# [SET TASK]
Sift the listing for lines that hold the string "HOLE" and pull them out.
● ● ●
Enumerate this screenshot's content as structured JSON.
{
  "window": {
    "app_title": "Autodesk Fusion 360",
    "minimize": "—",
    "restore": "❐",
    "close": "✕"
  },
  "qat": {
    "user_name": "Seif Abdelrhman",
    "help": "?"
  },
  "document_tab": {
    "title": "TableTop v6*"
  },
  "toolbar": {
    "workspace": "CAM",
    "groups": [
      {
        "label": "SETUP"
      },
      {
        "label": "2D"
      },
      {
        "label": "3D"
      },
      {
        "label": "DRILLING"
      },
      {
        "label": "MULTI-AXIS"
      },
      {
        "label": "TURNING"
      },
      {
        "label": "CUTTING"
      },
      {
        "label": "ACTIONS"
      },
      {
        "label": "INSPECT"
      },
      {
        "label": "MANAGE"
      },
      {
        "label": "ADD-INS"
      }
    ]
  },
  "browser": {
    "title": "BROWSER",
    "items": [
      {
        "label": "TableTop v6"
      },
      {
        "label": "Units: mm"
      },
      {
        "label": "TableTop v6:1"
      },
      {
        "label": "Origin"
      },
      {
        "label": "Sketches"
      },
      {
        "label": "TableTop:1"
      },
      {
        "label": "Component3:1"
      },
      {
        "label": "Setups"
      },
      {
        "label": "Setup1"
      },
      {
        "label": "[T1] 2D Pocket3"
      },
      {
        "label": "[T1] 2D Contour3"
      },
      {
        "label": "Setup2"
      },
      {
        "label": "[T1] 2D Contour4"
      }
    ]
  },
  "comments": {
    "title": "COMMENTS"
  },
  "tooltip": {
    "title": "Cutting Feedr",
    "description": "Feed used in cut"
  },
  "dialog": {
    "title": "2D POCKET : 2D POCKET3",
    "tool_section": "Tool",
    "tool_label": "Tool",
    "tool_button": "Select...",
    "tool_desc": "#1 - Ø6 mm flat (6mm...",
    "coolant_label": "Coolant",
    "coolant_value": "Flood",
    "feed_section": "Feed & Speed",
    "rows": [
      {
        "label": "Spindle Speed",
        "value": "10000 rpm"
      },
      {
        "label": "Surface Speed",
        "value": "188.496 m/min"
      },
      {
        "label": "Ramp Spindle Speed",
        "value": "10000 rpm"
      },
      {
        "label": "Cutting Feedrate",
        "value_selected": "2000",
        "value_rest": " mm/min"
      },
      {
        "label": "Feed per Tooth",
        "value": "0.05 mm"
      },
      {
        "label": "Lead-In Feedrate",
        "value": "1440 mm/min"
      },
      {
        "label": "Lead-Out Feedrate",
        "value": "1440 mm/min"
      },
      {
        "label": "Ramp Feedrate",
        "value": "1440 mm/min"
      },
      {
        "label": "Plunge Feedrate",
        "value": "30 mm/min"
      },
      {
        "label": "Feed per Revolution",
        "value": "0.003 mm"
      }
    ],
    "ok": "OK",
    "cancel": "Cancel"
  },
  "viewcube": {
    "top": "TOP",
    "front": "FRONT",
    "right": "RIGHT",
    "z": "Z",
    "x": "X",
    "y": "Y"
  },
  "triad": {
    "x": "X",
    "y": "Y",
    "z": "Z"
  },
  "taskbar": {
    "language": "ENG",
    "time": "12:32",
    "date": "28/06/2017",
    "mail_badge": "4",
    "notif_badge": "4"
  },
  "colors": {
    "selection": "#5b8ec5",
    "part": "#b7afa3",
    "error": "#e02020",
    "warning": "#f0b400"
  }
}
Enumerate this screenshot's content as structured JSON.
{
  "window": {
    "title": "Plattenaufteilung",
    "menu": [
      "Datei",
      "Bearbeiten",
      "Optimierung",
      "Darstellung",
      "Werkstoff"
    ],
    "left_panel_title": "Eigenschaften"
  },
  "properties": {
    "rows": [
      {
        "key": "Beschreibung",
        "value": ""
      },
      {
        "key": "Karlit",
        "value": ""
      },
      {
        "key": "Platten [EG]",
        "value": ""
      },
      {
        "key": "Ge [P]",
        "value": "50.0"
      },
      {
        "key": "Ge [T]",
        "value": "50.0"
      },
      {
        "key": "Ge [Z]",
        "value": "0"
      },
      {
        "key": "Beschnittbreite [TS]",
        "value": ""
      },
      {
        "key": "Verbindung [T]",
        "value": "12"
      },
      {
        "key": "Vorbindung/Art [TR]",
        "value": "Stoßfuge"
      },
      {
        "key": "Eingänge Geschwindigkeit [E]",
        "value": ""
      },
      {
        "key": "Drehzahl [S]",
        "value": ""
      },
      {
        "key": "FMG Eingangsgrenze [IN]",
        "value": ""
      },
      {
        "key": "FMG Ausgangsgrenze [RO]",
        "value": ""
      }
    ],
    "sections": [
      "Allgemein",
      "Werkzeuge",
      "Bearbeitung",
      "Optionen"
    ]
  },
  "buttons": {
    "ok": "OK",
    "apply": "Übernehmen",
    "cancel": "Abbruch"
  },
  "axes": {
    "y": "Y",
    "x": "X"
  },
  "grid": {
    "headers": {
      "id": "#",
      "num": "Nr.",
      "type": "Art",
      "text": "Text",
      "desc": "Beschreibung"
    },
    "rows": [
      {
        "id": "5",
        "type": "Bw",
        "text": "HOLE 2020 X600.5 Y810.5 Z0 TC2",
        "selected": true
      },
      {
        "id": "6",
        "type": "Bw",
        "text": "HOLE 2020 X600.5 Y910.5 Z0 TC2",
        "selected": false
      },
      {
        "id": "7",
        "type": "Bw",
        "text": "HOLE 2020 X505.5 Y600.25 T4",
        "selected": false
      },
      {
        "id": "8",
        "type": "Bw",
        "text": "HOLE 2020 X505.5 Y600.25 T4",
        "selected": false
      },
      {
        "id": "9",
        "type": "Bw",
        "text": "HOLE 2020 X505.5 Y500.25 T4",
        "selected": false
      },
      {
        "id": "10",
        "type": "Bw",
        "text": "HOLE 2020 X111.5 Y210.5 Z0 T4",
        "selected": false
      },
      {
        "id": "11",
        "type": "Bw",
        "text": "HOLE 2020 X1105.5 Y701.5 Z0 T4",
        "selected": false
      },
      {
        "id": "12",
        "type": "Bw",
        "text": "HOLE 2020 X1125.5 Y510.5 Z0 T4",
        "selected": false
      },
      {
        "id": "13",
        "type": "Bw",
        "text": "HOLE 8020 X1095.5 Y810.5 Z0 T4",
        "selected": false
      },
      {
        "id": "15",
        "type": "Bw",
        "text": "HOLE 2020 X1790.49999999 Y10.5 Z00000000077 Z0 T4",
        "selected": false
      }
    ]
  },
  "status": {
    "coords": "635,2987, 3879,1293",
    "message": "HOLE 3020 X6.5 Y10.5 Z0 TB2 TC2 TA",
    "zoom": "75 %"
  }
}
● ● ●
# [RESPONSE BELOW]
        "text": "HOLE 2020 X600.5 Y810.5 Z0 TC2",
        "text": "HOLE 2020 X600.5 Y910.5 Z0 TC2",
        "text": "HOLE 2020 X505.5 Y600.25 T4",
        "text": "HOLE 2020 X505.5 Y600.25 T4",
        "text": "HOLE 2020 X505.5 Y500.25 T4",
        "text": "HOLE 2020 X111.5 Y210.5 Z0 T4",
        "text": "HOLE 2020 X1105.5 Y701.5 Z0 T4",
        "text": "HOLE 2020 X1125.5 Y510.5 Z0 T4",
        "text": "HOLE 8020 X1095.5 Y810.5 Z0 T4",
        "text": "HOLE 2020 X1790.49999999 Y10.5 Z00000000077 Z0 T4",
    "message": "HOLE 3020 X6.5 Y10.5 Z0 TB2 TC2 TA",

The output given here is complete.